The anguish born out of racial inequality that the likes of Sibiya experience on a regular basis is once excruciating and unbearable, the more so since it is race-based. Race, to be sure, is a dimension of ‘othering,’ described as ‟a set of dynamics, processes, and structures that engender marginality and persistent inequality across any of the full range of human differences based on group”. Injustice tinged with racism, and marginality as well as exclusion are woven into the fabric of social cum political life in the world of Mating Birds. The mediation of exclusionary practices is through the projection of the white race and the cultural ethos that go with it as the centre of the universe. Through what Kenyan top-flight thinker Ngǔgǐ wa Thing’o calls the ‘cultural bomb,’ indigenous Africans buy into the mythic belief that sees the white man as a smart alec without whose help and agency the black man does not have it in him to extricate himself out of the cultural and social backwater that he finds himself in. As a result, the black man wraps up internalizing the inferiority complex vis-à-vis the white man. Sibiya’s father exemplifies the internalisation his inferiority. His shot across the bow to young natives respecting white women is revealing:
‘Never lust after a white woman, my child…With her painted lips and soft and, shining skin, a white woman is a bait put there to destroy our men. Our ways are not the ways of white people, their speech is not ours. White people are as smooth as eels, but they devour us like sharks.’ (52)
▬▬▬▬▬▬▬▬▬▬
WRITTEN REQUEST 1 ▸
In the rows below, copy these lines verbatim: begin at the line that has "scroll-right-icon[interactable] xyxy=(875,396,880,404)" and stop after the line that has "send-icon[interactable] xyxy=(1282,16,1298,32)".

TASK MATERIAL ▸
▬▬▬▬▬▬▬▬▬▬
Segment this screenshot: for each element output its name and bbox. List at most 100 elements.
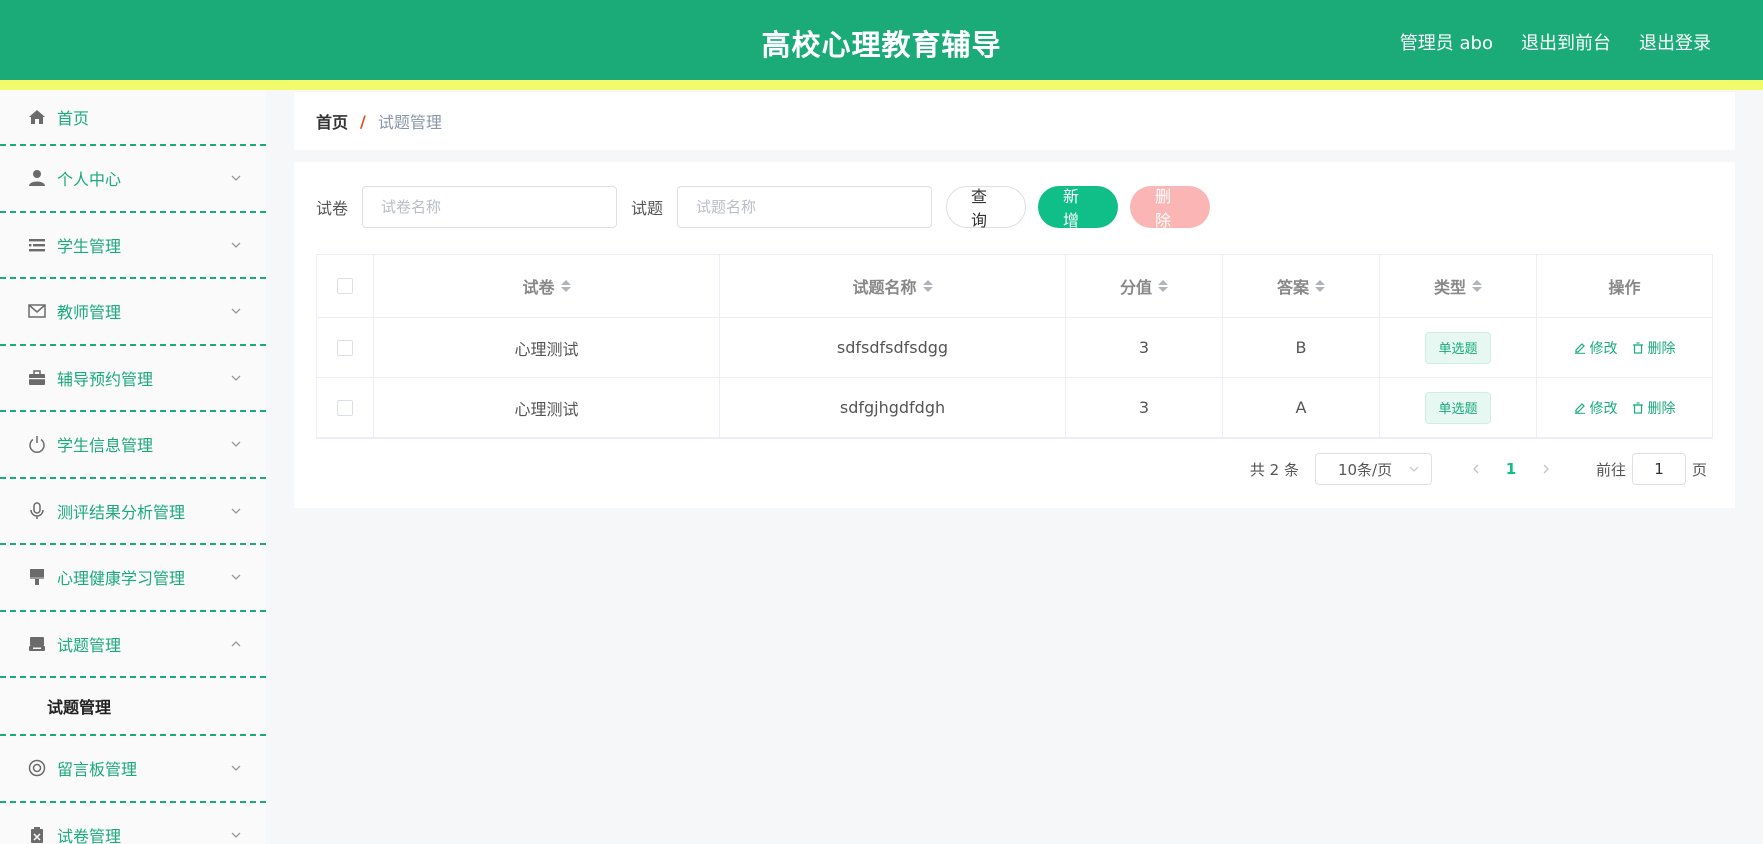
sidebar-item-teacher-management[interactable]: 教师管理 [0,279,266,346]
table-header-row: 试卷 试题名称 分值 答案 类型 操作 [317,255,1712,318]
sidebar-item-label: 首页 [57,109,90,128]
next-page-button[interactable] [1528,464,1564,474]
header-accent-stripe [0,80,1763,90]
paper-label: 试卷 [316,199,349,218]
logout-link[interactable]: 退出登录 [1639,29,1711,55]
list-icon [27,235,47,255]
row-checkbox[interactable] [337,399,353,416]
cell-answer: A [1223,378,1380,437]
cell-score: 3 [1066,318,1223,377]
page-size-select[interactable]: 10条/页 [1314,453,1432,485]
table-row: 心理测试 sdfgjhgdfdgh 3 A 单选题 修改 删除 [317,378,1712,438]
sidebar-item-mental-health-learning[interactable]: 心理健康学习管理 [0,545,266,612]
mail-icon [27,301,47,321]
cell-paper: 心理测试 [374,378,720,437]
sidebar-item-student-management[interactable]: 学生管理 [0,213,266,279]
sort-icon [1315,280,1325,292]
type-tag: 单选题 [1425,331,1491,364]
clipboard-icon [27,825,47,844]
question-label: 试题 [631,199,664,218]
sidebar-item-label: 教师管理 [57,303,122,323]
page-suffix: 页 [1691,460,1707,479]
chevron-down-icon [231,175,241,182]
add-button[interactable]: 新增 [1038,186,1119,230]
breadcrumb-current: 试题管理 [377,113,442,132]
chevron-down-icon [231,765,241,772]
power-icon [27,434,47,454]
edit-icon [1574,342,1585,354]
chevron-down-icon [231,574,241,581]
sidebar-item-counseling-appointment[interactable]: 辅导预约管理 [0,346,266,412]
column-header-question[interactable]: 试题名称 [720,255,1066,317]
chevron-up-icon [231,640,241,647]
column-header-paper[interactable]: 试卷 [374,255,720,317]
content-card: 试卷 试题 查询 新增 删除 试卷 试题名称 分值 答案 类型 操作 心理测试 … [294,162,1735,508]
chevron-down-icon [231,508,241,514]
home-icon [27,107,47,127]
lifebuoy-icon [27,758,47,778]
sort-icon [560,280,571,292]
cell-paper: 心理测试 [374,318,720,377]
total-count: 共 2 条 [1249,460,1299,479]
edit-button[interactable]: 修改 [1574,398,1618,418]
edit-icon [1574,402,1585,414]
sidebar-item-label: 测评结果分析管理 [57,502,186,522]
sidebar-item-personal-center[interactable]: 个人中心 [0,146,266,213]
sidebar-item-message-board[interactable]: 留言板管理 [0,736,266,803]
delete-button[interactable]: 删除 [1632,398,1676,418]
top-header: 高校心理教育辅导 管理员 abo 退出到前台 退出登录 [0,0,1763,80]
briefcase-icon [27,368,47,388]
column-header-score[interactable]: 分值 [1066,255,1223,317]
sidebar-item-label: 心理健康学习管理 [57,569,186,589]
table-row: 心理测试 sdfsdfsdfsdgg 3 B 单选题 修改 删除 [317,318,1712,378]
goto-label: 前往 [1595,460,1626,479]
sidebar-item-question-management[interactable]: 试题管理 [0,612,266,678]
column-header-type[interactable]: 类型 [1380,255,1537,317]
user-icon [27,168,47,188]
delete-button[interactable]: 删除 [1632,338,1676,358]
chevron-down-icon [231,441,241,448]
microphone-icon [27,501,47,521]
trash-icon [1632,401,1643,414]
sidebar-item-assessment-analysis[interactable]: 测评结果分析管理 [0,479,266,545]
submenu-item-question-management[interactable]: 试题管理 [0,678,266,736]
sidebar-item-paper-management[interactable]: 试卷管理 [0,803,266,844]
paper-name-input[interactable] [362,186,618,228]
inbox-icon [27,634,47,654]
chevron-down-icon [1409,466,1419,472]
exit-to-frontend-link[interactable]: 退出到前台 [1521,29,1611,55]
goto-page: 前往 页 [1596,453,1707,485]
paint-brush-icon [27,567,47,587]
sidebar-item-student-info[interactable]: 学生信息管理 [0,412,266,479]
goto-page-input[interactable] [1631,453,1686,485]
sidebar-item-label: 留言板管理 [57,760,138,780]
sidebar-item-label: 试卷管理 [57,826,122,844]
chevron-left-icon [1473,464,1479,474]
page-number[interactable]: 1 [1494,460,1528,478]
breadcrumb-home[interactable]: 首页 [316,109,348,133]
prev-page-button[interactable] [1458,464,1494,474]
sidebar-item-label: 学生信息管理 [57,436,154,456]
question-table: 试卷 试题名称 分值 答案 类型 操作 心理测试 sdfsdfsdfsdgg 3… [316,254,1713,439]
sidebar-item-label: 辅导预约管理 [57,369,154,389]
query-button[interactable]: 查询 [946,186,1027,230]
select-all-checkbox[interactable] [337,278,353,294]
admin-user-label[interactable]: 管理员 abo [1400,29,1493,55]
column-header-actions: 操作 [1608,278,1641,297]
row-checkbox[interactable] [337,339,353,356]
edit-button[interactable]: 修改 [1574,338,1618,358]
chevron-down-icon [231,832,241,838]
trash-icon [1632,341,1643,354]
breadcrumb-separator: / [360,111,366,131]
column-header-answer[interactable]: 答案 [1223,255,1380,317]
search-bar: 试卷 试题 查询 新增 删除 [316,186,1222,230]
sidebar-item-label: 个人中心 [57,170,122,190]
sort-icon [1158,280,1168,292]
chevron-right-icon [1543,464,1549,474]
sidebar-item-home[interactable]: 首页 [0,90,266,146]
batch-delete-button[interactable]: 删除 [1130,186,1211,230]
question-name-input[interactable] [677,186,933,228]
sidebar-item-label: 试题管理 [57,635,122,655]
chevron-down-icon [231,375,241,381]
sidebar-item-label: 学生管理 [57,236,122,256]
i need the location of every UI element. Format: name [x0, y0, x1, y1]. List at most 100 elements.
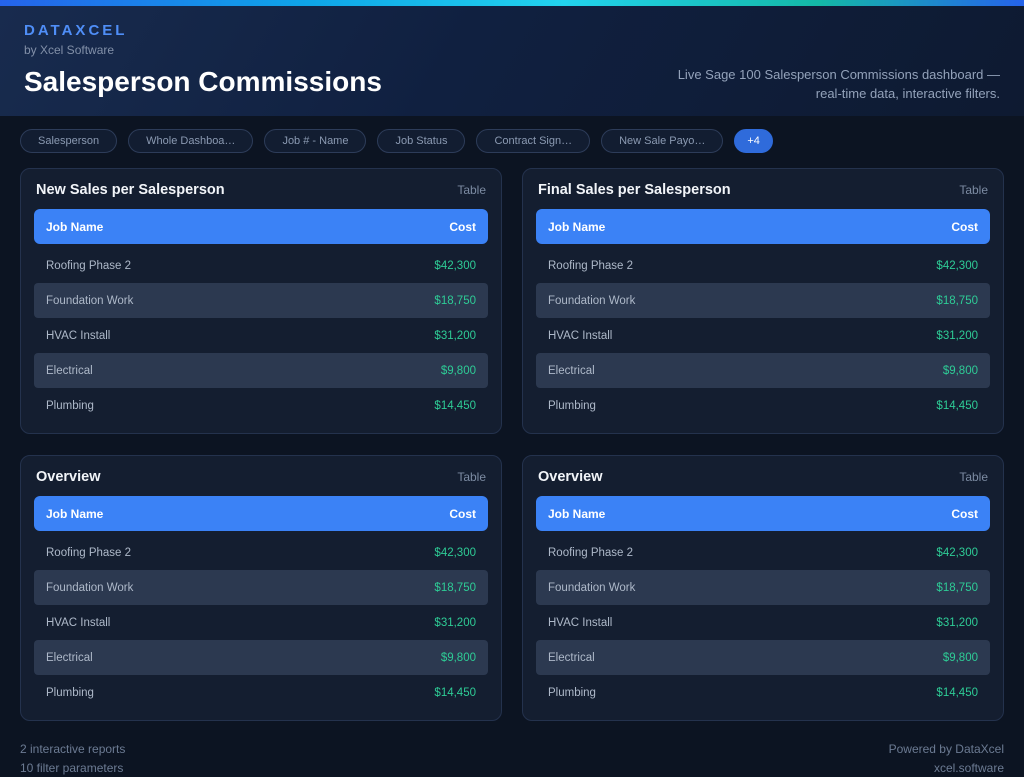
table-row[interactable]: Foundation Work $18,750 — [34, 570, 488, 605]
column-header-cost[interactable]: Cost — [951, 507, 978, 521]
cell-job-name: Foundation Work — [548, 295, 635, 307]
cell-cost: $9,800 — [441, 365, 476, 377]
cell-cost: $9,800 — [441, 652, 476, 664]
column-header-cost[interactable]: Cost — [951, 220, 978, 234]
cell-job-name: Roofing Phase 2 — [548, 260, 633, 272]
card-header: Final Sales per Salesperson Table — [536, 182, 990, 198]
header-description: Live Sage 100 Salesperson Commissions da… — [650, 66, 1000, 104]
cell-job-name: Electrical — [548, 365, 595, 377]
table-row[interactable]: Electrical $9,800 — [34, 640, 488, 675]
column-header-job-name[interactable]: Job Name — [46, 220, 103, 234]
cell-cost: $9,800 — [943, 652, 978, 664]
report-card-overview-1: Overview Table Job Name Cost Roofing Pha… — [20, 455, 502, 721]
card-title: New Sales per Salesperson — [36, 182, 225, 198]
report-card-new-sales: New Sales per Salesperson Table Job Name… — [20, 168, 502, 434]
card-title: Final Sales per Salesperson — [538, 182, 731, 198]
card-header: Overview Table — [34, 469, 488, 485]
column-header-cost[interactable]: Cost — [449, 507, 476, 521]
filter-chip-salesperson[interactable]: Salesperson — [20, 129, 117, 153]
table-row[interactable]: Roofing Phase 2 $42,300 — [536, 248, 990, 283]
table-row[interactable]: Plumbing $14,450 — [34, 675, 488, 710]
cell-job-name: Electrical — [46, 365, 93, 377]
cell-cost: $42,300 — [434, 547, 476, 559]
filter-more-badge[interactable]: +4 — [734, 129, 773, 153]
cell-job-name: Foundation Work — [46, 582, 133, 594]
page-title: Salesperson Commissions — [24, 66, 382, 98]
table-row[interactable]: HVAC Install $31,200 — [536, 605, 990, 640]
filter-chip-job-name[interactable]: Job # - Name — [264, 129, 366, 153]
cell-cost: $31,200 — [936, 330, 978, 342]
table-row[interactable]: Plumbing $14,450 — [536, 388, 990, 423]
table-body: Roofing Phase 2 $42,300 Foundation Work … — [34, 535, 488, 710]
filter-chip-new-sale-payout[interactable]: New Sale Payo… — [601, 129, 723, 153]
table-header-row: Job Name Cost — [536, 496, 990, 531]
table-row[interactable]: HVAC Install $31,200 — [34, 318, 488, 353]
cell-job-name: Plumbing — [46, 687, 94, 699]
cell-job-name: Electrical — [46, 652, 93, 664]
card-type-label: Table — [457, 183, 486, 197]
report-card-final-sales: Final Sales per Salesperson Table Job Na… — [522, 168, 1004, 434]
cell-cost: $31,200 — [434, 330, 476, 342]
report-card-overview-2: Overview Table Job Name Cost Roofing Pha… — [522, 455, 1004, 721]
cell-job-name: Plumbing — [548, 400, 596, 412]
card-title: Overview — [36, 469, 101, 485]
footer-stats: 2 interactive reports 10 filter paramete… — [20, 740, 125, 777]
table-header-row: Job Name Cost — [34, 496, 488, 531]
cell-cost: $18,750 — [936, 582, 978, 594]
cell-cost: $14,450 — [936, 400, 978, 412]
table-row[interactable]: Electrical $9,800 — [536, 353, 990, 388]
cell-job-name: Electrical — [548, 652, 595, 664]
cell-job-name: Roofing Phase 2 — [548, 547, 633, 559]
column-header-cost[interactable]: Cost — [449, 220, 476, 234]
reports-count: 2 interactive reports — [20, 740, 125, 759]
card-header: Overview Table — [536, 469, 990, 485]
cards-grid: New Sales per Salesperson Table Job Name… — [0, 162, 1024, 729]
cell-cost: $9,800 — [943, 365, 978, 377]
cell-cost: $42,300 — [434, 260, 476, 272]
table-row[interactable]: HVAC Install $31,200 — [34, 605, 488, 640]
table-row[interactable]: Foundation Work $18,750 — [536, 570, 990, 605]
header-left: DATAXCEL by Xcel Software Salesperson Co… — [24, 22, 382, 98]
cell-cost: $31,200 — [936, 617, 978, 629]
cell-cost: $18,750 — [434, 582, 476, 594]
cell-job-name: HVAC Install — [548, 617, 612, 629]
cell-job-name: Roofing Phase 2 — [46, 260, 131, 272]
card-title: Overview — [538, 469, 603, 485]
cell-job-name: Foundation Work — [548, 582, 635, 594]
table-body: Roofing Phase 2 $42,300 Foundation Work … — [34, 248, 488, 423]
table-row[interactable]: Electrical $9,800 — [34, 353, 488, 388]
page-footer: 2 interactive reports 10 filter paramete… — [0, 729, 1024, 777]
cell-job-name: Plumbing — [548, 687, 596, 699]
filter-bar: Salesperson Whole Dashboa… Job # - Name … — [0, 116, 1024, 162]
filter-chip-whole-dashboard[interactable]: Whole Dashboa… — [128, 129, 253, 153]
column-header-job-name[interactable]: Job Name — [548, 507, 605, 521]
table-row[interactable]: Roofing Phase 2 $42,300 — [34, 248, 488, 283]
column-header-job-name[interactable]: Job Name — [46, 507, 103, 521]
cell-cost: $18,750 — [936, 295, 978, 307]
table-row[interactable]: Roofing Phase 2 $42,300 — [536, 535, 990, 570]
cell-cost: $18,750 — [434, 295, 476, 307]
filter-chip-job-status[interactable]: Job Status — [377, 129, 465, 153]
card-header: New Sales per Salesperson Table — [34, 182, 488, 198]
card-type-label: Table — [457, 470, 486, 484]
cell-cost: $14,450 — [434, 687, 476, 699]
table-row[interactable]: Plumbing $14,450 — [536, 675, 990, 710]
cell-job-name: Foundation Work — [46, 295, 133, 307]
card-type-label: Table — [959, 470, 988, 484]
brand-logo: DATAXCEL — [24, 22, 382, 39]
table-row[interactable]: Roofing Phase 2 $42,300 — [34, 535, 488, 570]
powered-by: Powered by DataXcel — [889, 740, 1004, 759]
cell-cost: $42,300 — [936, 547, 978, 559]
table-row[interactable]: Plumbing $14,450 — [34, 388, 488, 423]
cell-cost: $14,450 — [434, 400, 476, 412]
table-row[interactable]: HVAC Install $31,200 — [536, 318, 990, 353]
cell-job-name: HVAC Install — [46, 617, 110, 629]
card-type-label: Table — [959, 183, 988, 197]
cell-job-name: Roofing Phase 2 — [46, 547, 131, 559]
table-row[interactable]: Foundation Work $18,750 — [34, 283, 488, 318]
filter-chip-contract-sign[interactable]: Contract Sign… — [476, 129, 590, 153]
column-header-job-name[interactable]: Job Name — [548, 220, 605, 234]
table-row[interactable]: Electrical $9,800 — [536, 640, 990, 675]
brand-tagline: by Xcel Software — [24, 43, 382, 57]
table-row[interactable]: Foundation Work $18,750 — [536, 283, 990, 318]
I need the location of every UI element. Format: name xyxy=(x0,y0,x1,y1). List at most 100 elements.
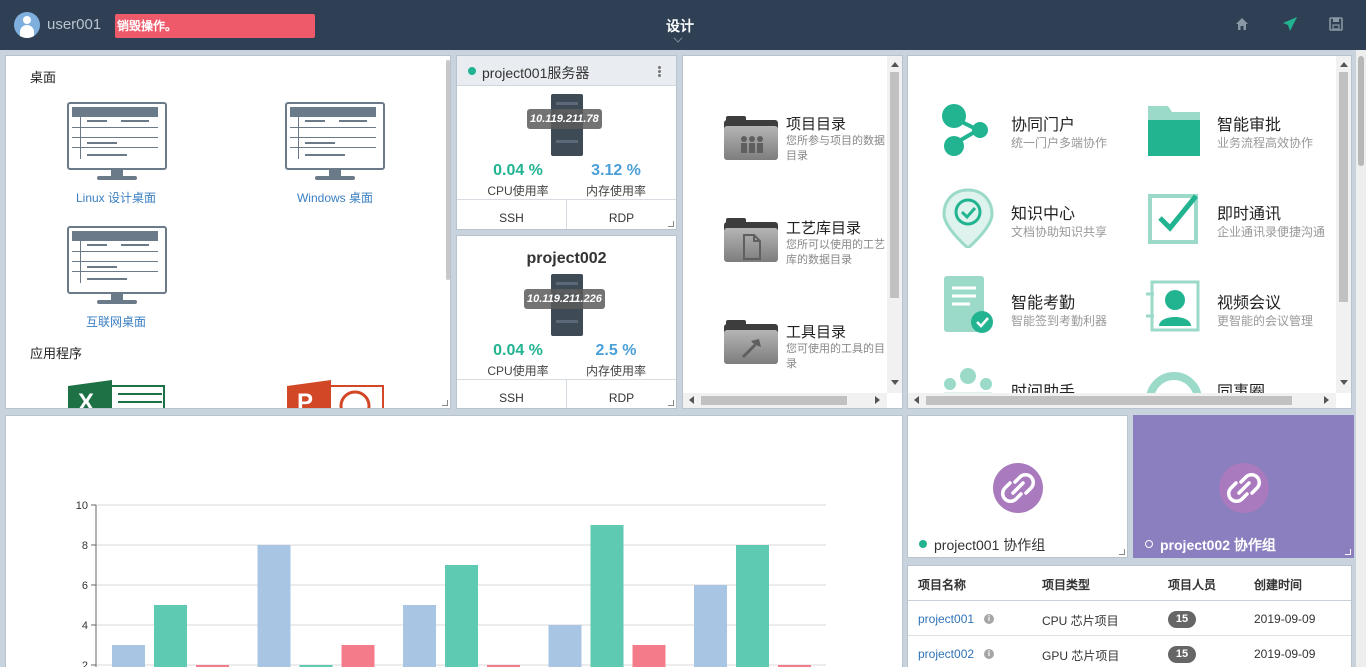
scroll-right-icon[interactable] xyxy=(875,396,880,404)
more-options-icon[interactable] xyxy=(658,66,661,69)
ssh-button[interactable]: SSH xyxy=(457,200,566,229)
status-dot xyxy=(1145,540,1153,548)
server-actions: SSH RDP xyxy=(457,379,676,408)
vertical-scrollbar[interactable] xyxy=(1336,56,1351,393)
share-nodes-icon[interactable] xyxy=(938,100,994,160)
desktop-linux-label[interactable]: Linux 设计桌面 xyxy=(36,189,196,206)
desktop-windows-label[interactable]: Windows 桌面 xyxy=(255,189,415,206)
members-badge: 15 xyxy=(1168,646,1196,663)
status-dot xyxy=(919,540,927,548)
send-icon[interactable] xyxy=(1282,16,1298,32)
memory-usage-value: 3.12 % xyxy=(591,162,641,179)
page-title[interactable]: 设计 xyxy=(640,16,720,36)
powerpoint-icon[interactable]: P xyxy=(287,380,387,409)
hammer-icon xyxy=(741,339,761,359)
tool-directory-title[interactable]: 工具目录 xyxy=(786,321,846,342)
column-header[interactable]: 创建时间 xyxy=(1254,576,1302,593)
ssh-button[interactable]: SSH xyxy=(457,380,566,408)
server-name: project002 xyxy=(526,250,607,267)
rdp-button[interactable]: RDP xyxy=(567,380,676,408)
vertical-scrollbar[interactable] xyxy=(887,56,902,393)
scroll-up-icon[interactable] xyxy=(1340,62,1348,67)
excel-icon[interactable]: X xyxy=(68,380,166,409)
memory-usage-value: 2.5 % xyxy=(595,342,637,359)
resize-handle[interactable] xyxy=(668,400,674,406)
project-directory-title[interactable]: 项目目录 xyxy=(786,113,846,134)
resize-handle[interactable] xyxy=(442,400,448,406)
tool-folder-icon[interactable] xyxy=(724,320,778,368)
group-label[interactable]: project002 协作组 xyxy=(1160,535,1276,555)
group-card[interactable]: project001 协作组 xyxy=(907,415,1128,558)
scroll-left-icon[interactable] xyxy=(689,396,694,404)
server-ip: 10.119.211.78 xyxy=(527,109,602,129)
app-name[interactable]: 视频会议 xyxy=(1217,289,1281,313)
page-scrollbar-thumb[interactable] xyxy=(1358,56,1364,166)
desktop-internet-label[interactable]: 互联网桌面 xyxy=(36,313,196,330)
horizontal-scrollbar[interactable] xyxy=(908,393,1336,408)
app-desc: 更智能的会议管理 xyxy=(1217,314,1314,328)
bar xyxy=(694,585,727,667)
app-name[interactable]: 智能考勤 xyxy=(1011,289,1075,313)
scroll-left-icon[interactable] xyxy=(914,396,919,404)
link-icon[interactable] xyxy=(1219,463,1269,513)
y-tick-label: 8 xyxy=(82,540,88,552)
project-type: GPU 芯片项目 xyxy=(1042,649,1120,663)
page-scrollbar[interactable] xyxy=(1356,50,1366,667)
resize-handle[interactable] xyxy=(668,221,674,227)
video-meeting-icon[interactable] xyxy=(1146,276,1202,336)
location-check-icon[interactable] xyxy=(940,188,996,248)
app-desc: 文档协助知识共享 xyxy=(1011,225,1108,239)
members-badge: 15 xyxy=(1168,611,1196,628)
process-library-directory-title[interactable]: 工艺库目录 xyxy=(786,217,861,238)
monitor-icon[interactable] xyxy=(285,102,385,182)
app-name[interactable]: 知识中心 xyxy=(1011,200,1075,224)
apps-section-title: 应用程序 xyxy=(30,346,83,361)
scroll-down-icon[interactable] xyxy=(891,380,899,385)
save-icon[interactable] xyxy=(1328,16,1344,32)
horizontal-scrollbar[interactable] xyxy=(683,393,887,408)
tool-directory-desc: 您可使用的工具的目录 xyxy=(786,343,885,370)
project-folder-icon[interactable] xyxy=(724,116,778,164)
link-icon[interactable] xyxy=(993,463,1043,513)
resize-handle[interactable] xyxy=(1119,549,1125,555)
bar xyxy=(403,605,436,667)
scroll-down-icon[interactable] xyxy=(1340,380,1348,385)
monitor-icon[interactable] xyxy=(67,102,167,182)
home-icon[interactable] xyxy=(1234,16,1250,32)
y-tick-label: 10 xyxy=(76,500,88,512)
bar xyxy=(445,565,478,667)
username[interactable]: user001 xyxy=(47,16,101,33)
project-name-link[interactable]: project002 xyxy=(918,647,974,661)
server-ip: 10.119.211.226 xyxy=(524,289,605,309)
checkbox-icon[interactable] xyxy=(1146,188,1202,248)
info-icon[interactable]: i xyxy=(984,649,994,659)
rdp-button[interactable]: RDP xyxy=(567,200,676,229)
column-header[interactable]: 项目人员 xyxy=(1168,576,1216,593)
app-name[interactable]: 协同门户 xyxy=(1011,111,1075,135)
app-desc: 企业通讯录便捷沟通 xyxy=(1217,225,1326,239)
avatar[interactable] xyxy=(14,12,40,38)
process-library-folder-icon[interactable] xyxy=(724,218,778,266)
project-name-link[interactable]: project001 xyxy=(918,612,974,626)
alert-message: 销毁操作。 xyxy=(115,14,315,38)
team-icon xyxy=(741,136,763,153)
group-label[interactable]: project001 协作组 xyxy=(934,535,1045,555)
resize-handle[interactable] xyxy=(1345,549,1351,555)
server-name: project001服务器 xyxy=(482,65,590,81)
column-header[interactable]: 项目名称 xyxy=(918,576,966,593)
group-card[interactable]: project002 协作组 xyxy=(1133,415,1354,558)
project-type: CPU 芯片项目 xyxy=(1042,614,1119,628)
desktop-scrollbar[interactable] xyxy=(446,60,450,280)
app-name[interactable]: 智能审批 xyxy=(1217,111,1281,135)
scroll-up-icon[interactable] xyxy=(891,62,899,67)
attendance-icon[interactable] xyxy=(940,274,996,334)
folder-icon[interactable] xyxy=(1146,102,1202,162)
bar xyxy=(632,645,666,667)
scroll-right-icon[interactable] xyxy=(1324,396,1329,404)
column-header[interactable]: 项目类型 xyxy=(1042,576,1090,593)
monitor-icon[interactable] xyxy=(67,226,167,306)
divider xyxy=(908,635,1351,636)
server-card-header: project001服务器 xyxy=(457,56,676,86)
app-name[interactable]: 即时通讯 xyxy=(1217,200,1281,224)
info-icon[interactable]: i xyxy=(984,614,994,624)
▬▬▬▬▬▬▬▬▬▬
WRITTEN REQUEST 2 ▸
Decide whether each statement agrees with the passage on Mating Birds. Answer yes or no and quote the deciding words of the passage.
(a) The passage attributes the term "cultural bomb" to a Kenyan thinker.
(b) The quoted warning compares white people to eels and sharks.
(c) The passage treats race as separate from othering.

ANSWER 1 ▸
scroll-right-icon[interactable] xyxy=(875,396,880,404)
more-options-icon[interactable] xyxy=(658,66,661,69)
ssh-button[interactable]: SSH xyxy=(457,200,566,229)
status-dot xyxy=(1145,540,1153,548)
server-actions: SSH RDP xyxy=(457,379,676,408)
vertical-scrollbar[interactable] xyxy=(1336,56,1351,393)
share-nodes-icon[interactable] xyxy=(938,100,994,160)
desktop-linux-label[interactable]: Linux 设计桌面 xyxy=(36,189,196,206)
desktop-windows-label[interactable]: Windows 桌面 xyxy=(255,189,415,206)
members-badge: 15 xyxy=(1168,646,1196,663)
status-dot xyxy=(919,540,927,548)
send-icon[interactable] xyxy=(1282,16,1298,32)

ANSWER 2 ▸
(a) Yes: "Through what Kenyan top-flight thinker Ngǔgǐ wa Thing’o calls the ‘cultural bomb,’"
(b) Yes: "White people are as smooth as eels, but they devour us like sharks."
(c) No: "Race, to be sure, is a dimension of ‘othering,’"